Exercise instructions ::
Extract the records in full, leaving every picture out.
---
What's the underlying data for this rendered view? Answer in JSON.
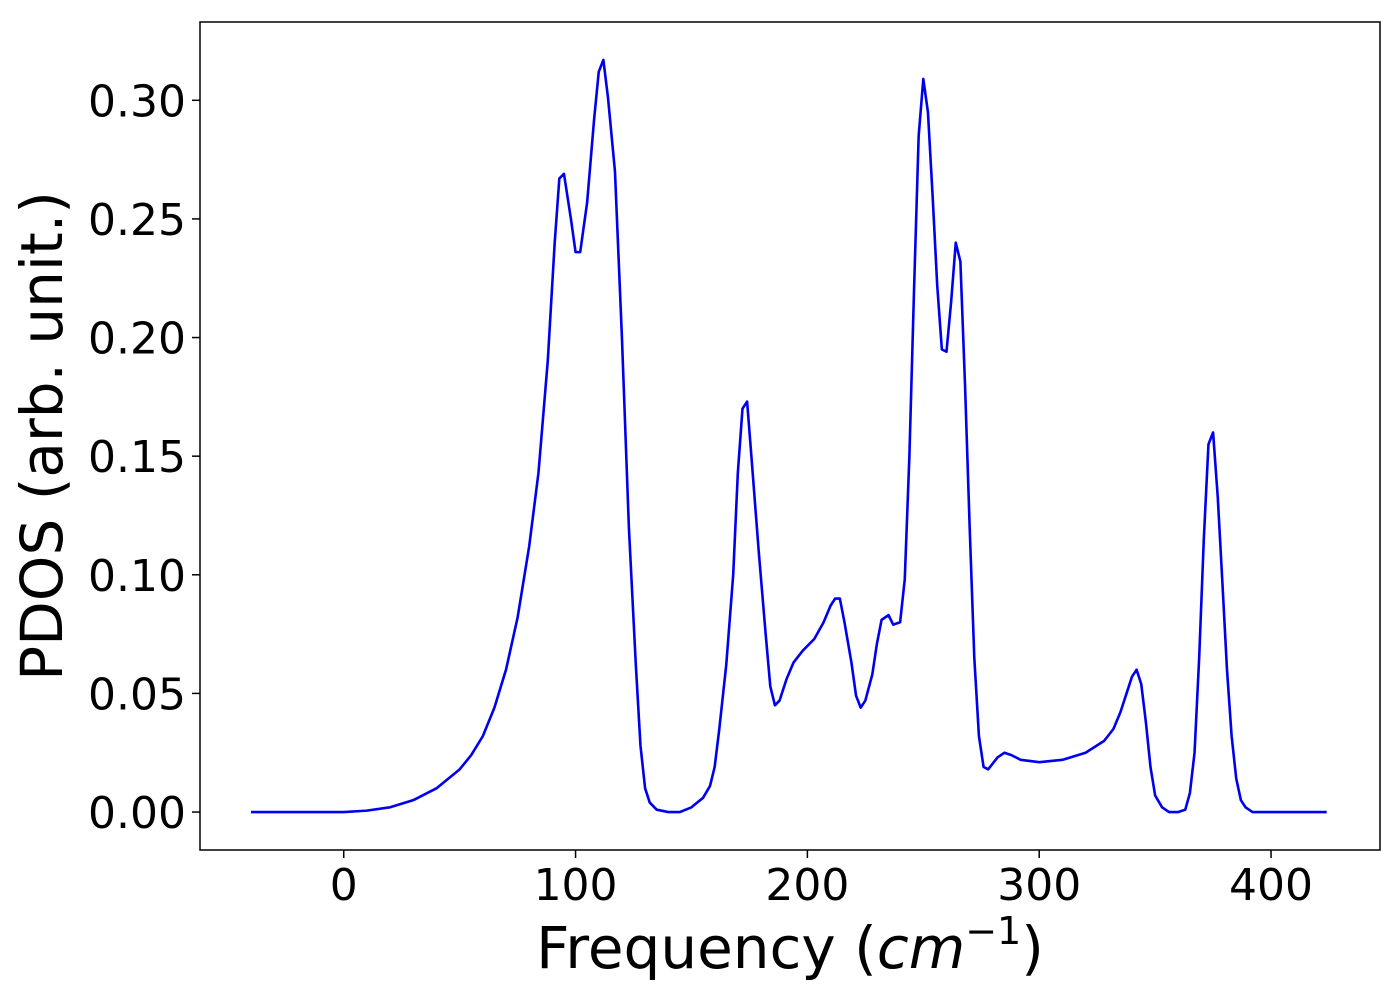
{
  "chart_data": {
    "type": "line",
    "title": "",
    "xlabel_prefix": "Frequency (",
    "xlabel_math": "cm",
    "xlabel_superscript": "−1",
    "xlabel_suffix": ")",
    "ylabel": "PDOS (arb. unit.)",
    "xlim": [
      -62,
      447
    ],
    "ylim": [
      -0.016,
      0.333
    ],
    "xticks": [
      0,
      100,
      200,
      300,
      400
    ],
    "xtick_labels": [
      "0",
      "100",
      "200",
      "300",
      "400"
    ],
    "yticks": [
      0.0,
      0.05,
      0.1,
      0.15,
      0.2,
      0.25,
      0.3
    ],
    "ytick_labels": [
      "0.00",
      "0.05",
      "0.10",
      "0.15",
      "0.20",
      "0.25",
      "0.30"
    ],
    "grid": false,
    "legend": "none",
    "series": [
      {
        "color": "#0000ee",
        "points": [
          [
            -40,
            0.0
          ],
          [
            0,
            0.0
          ],
          [
            10,
            0.0006
          ],
          [
            20,
            0.002
          ],
          [
            30,
            0.005
          ],
          [
            40,
            0.01
          ],
          [
            50,
            0.018
          ],
          [
            55,
            0.024
          ],
          [
            60,
            0.032
          ],
          [
            65,
            0.044
          ],
          [
            70,
            0.06
          ],
          [
            75,
            0.082
          ],
          [
            80,
            0.112
          ],
          [
            84,
            0.143
          ],
          [
            88,
            0.19
          ],
          [
            91,
            0.24
          ],
          [
            93,
            0.267
          ],
          [
            95,
            0.269
          ],
          [
            98,
            0.25
          ],
          [
            100,
            0.236
          ],
          [
            102,
            0.236
          ],
          [
            105,
            0.257
          ],
          [
            108,
            0.292
          ],
          [
            110,
            0.312
          ],
          [
            112,
            0.317
          ],
          [
            114,
            0.301
          ],
          [
            117,
            0.27
          ],
          [
            120,
            0.2
          ],
          [
            123,
            0.12
          ],
          [
            126,
            0.062
          ],
          [
            128,
            0.028
          ],
          [
            130,
            0.01
          ],
          [
            132,
            0.004
          ],
          [
            135,
            0.001
          ],
          [
            140,
            0.0
          ],
          [
            145,
            0.0
          ],
          [
            150,
            0.002
          ],
          [
            155,
            0.006
          ],
          [
            158,
            0.011
          ],
          [
            160,
            0.019
          ],
          [
            162,
            0.035
          ],
          [
            165,
            0.062
          ],
          [
            168,
            0.1
          ],
          [
            170,
            0.143
          ],
          [
            172,
            0.17
          ],
          [
            174,
            0.173
          ],
          [
            176,
            0.148
          ],
          [
            179,
            0.11
          ],
          [
            182,
            0.075
          ],
          [
            184,
            0.053
          ],
          [
            186,
            0.045
          ],
          [
            188,
            0.047
          ],
          [
            191,
            0.056
          ],
          [
            194,
            0.063
          ],
          [
            198,
            0.068
          ],
          [
            203,
            0.073
          ],
          [
            207,
            0.08
          ],
          [
            210,
            0.087
          ],
          [
            212,
            0.09
          ],
          [
            214,
            0.09
          ],
          [
            216,
            0.08
          ],
          [
            219,
            0.063
          ],
          [
            221,
            0.049
          ],
          [
            223,
            0.044
          ],
          [
            225,
            0.047
          ],
          [
            228,
            0.058
          ],
          [
            230,
            0.071
          ],
          [
            232,
            0.081
          ],
          [
            235,
            0.083
          ],
          [
            237,
            0.079
          ],
          [
            240,
            0.08
          ],
          [
            242,
            0.098
          ],
          [
            244,
            0.15
          ],
          [
            246,
            0.22
          ],
          [
            248,
            0.285
          ],
          [
            250,
            0.309
          ],
          [
            252,
            0.295
          ],
          [
            254,
            0.26
          ],
          [
            256,
            0.222
          ],
          [
            258,
            0.195
          ],
          [
            260,
            0.194
          ],
          [
            262,
            0.215
          ],
          [
            264,
            0.24
          ],
          [
            266,
            0.232
          ],
          [
            268,
            0.18
          ],
          [
            270,
            0.12
          ],
          [
            272,
            0.065
          ],
          [
            274,
            0.032
          ],
          [
            276,
            0.019
          ],
          [
            278,
            0.018
          ],
          [
            282,
            0.023
          ],
          [
            285,
            0.025
          ],
          [
            288,
            0.024
          ],
          [
            292,
            0.022
          ],
          [
            300,
            0.021
          ],
          [
            310,
            0.022
          ],
          [
            320,
            0.025
          ],
          [
            328,
            0.03
          ],
          [
            332,
            0.035
          ],
          [
            335,
            0.042
          ],
          [
            338,
            0.051
          ],
          [
            340,
            0.057
          ],
          [
            342,
            0.06
          ],
          [
            344,
            0.054
          ],
          [
            346,
            0.038
          ],
          [
            348,
            0.019
          ],
          [
            350,
            0.007
          ],
          [
            353,
            0.002
          ],
          [
            356,
            0.0
          ],
          [
            360,
            0.0
          ],
          [
            363,
            0.001
          ],
          [
            365,
            0.008
          ],
          [
            367,
            0.025
          ],
          [
            369,
            0.065
          ],
          [
            371,
            0.115
          ],
          [
            373,
            0.155
          ],
          [
            375,
            0.16
          ],
          [
            377,
            0.133
          ],
          [
            379,
            0.097
          ],
          [
            381,
            0.06
          ],
          [
            383,
            0.032
          ],
          [
            385,
            0.014
          ],
          [
            387,
            0.005
          ],
          [
            389,
            0.002
          ],
          [
            392,
            0.0
          ],
          [
            400,
            0.0
          ],
          [
            424,
            0.0
          ]
        ]
      }
    ]
  }
}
---
Solution for this exercise ::
What's the underlying data for this rendered view? Answer in JSON.
{
  "chart_data": {
    "type": "line",
    "title": "",
    "xlabel_prefix": "Frequency (",
    "xlabel_math": "cm",
    "xlabel_superscript": "−1",
    "xlabel_suffix": ")",
    "ylabel": "PDOS (arb. unit.)",
    "xlim": [
      -62,
      447
    ],
    "ylim": [
      -0.016,
      0.333
    ],
    "xticks": [
      0,
      100,
      200,
      300,
      400
    ],
    "xtick_labels": [
      "0",
      "100",
      "200",
      "300",
      "400"
    ],
    "yticks": [
      0.0,
      0.05,
      0.1,
      0.15,
      0.2,
      0.25,
      0.3
    ],
    "ytick_labels": [
      "0.00",
      "0.05",
      "0.10",
      "0.15",
      "0.20",
      "0.25",
      "0.30"
    ],
    "grid": false,
    "legend": "none",
    "series": [
      {
        "color": "#0000ee",
        "points": [
          [
            -40,
            0.0
          ],
          [
            0,
            0.0
          ],
          [
            10,
            0.0006
          ],
          [
            20,
            0.002
          ],
          [
            30,
            0.005
          ],
          [
            40,
            0.01
          ],
          [
            50,
            0.018
          ],
          [
            55,
            0.024
          ],
          [
            60,
            0.032
          ],
          [
            65,
            0.044
          ],
          [
            70,
            0.06
          ],
          [
            75,
            0.082
          ],
          [
            80,
            0.112
          ],
          [
            84,
            0.143
          ],
          [
            88,
            0.19
          ],
          [
            91,
            0.24
          ],
          [
            93,
            0.267
          ],
          [
            95,
            0.269
          ],
          [
            98,
            0.25
          ],
          [
            100,
            0.236
          ],
          [
            102,
            0.236
          ],
          [
            105,
            0.257
          ],
          [
            108,
            0.292
          ],
          [
            110,
            0.312
          ],
          [
            112,
            0.317
          ],
          [
            114,
            0.301
          ],
          [
            117,
            0.27
          ],
          [
            120,
            0.2
          ],
          [
            123,
            0.12
          ],
          [
            126,
            0.062
          ],
          [
            128,
            0.028
          ],
          [
            130,
            0.01
          ],
          [
            132,
            0.004
          ],
          [
            135,
            0.001
          ],
          [
            140,
            0.0
          ],
          [
            145,
            0.0
          ],
          [
            150,
            0.002
          ],
          [
            155,
            0.006
          ],
          [
            158,
            0.011
          ],
          [
            160,
            0.019
          ],
          [
            162,
            0.035
          ],
          [
            165,
            0.062
          ],
          [
            168,
            0.1
          ],
          [
            170,
            0.143
          ],
          [
            172,
            0.17
          ],
          [
            174,
            0.173
          ],
          [
            176,
            0.148
          ],
          [
            179,
            0.11
          ],
          [
            182,
            0.075
          ],
          [
            184,
            0.053
          ],
          [
            186,
            0.045
          ],
          [
            188,
            0.047
          ],
          [
            191,
            0.056
          ],
          [
            194,
            0.063
          ],
          [
            198,
            0.068
          ],
          [
            203,
            0.073
          ],
          [
            207,
            0.08
          ],
          [
            210,
            0.087
          ],
          [
            212,
            0.09
          ],
          [
            214,
            0.09
          ],
          [
            216,
            0.08
          ],
          [
            219,
            0.063
          ],
          [
            221,
            0.049
          ],
          [
            223,
            0.044
          ],
          [
            225,
            0.047
          ],
          [
            228,
            0.058
          ],
          [
            230,
            0.071
          ],
          [
            232,
            0.081
          ],
          [
            235,
            0.083
          ],
          [
            237,
            0.079
          ],
          [
            240,
            0.08
          ],
          [
            242,
            0.098
          ],
          [
            244,
            0.15
          ],
          [
            246,
            0.22
          ],
          [
            248,
            0.285
          ],
          [
            250,
            0.309
          ],
          [
            252,
            0.295
          ],
          [
            254,
            0.26
          ],
          [
            256,
            0.222
          ],
          [
            258,
            0.195
          ],
          [
            260,
            0.194
          ],
          [
            262,
            0.215
          ],
          [
            264,
            0.24
          ],
          [
            266,
            0.232
          ],
          [
            268,
            0.18
          ],
          [
            270,
            0.12
          ],
          [
            272,
            0.065
          ],
          [
            274,
            0.032
          ],
          [
            276,
            0.019
          ],
          [
            278,
            0.018
          ],
          [
            282,
            0.023
          ],
          [
            285,
            0.025
          ],
          [
            288,
            0.024
          ],
          [
            292,
            0.022
          ],
          [
            300,
            0.021
          ],
          [
            310,
            0.022
          ],
          [
            320,
            0.025
          ],
          [
            328,
            0.03
          ],
          [
            332,
            0.035
          ],
          [
            335,
            0.042
          ],
          [
            338,
            0.051
          ],
          [
            340,
            0.057
          ],
          [
            342,
            0.06
          ],
          [
            344,
            0.054
          ],
          [
            346,
            0.038
          ],
          [
            348,
            0.019
          ],
          [
            350,
            0.007
          ],
          [
            353,
            0.002
          ],
          [
            356,
            0.0
          ],
          [
            360,
            0.0
          ],
          [
            363,
            0.001
          ],
          [
            365,
            0.008
          ],
          [
            367,
            0.025
          ],
          [
            369,
            0.065
          ],
          [
            371,
            0.115
          ],
          [
            373,
            0.155
          ],
          [
            375,
            0.16
          ],
          [
            377,
            0.133
          ],
          [
            379,
            0.097
          ],
          [
            381,
            0.06
          ],
          [
            383,
            0.032
          ],
          [
            385,
            0.014
          ],
          [
            387,
            0.005
          ],
          [
            389,
            0.002
          ],
          [
            392,
            0.0
          ],
          [
            400,
            0.0
          ],
          [
            424,
            0.0
          ]
        ]
      }
    ]
  }
}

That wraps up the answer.